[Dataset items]
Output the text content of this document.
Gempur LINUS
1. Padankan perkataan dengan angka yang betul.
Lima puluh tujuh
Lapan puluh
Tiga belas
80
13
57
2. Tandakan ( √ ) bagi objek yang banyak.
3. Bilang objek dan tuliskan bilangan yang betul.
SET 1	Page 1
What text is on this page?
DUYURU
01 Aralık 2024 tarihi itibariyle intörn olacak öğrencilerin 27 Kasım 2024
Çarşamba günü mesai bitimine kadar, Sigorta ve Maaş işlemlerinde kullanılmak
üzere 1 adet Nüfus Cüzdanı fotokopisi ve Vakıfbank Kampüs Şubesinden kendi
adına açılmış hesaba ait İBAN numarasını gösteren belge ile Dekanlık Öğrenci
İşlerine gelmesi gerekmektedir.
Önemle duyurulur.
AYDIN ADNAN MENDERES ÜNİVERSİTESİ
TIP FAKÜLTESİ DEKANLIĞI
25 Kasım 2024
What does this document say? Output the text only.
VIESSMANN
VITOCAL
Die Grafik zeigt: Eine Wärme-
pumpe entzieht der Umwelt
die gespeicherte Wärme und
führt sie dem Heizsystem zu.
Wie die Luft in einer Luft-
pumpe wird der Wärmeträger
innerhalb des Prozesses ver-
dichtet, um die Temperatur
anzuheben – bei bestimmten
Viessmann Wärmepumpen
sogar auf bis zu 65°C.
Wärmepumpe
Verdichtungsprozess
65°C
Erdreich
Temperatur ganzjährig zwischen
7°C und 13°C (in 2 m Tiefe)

- _REQUIRED TASK_
Every line that holds the word "Kasım" should be extracted.

- _RESULT FOR THIS TASK_
01 Aralık 2024 tarihi itibariyle intörn olacak öğrencilerin 27 Kasım 2024
25 Kasım 2024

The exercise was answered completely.